**What is required**
From the entries that follow, pick out all lines holding "color".

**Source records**
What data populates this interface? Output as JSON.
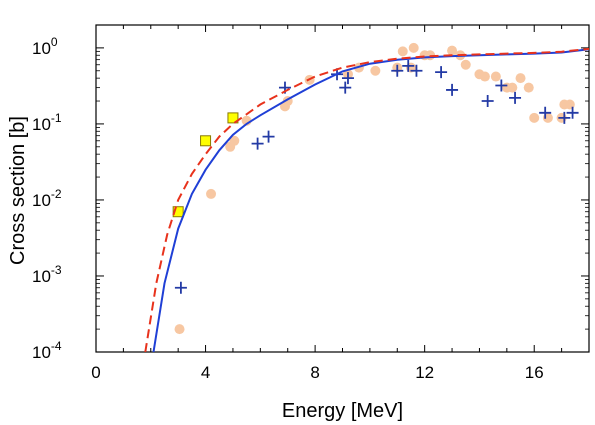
{
  "chart_data": {
    "type": "scatter",
    "title": "",
    "xlabel": "Energy  [MeV]",
    "ylabel": "Cross section  [b]",
    "xlim": [
      0,
      18
    ],
    "ylim": [
      0.0001,
      2
    ],
    "yscale": "log",
    "xticks": [
      0,
      4,
      8,
      12,
      16
    ],
    "yticks": [
      {
        "value": 0.0001,
        "base": "10",
        "exp": "-4"
      },
      {
        "value": 0.001,
        "base": "10",
        "exp": "-3"
      },
      {
        "value": 0.01,
        "base": "10",
        "exp": "-2"
      },
      {
        "value": 0.1,
        "base": "10",
        "exp": "-1"
      },
      {
        "value": 1,
        "base": "10",
        "exp": "0"
      }
    ],
    "grid": false,
    "legend": "none",
    "series": [
      {
        "kind": "line",
        "style": "solid",
        "color": "#1f3fd6",
        "x": [
          2.1,
          2.5,
          3.0,
          3.5,
          4.0,
          4.5,
          5.0,
          5.5,
          6.0,
          7.0,
          8.0,
          9.0,
          10.0,
          11.0,
          12.0,
          13.0,
          14.0,
          15.0,
          16.0,
          17.0,
          18.0
        ],
        "y": [
          0.0001,
          0.0008,
          0.0042,
          0.012,
          0.025,
          0.045,
          0.072,
          0.1,
          0.13,
          0.21,
          0.33,
          0.49,
          0.62,
          0.7,
          0.75,
          0.78,
          0.8,
          0.82,
          0.84,
          0.87,
          0.96
        ]
      },
      {
        "kind": "line",
        "style": "dashed",
        "color": "#e8321c",
        "x": [
          1.8,
          2.2,
          2.6,
          3.0,
          3.5,
          4.0,
          4.5,
          5.0,
          6.0,
          7.0,
          8.0,
          9.0,
          10.0,
          11.0,
          12.0,
          13.0,
          14.0,
          15.0,
          16.0,
          17.0,
          18.0
        ],
        "y": [
          0.0001,
          0.0008,
          0.0035,
          0.01,
          0.022,
          0.04,
          0.068,
          0.1,
          0.18,
          0.28,
          0.42,
          0.55,
          0.65,
          0.72,
          0.77,
          0.8,
          0.82,
          0.84,
          0.86,
          0.89,
          0.97
        ]
      },
      {
        "kind": "points",
        "marker": "circle",
        "color": "#f7c7a2",
        "x": [
          3.05,
          4.2,
          4.9,
          5.05,
          5.5,
          6.9,
          7.0,
          7.8,
          9.2,
          9.6,
          10.2,
          11.0,
          11.2,
          11.5,
          11.6,
          12.0,
          12.2,
          13.0,
          13.3,
          13.5,
          14.0,
          14.2,
          14.6,
          15.0,
          15.2,
          15.5,
          15.8,
          16.0,
          16.5,
          17.0,
          17.1,
          17.3
        ],
        "y": [
          0.0002,
          0.012,
          0.05,
          0.06,
          0.11,
          0.17,
          0.2,
          0.38,
          0.45,
          0.55,
          0.5,
          0.55,
          0.9,
          0.55,
          1.0,
          0.8,
          0.8,
          0.92,
          0.8,
          0.6,
          0.45,
          0.42,
          0.42,
          0.3,
          0.3,
          0.4,
          0.3,
          0.12,
          0.12,
          0.12,
          0.18,
          0.18
        ]
      },
      {
        "kind": "points",
        "marker": "plus",
        "color": "#233aa5",
        "x": [
          3.1,
          5.9,
          6.3,
          6.9,
          8.8,
          9.1,
          9.2,
          11.0,
          11.4,
          11.7,
          12.6,
          13.0,
          14.3,
          14.8,
          15.3,
          16.4,
          17.1,
          17.4
        ],
        "y": [
          0.0007,
          0.055,
          0.068,
          0.3,
          0.45,
          0.3,
          0.4,
          0.5,
          0.58,
          0.5,
          0.48,
          0.28,
          0.2,
          0.32,
          0.22,
          0.14,
          0.12,
          0.14
        ]
      },
      {
        "kind": "points",
        "marker": "square",
        "color": "#ffff00",
        "x": [
          3.0,
          4.0,
          5.0
        ],
        "y": [
          0.007,
          0.06,
          0.12
        ]
      }
    ]
  }
}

**Result**
        "color": "#1f3fd6",
        "color": "#e8321c",
        "color": "#f7c7a2",
        "color": "#233aa5",
        "color": "#ffff00",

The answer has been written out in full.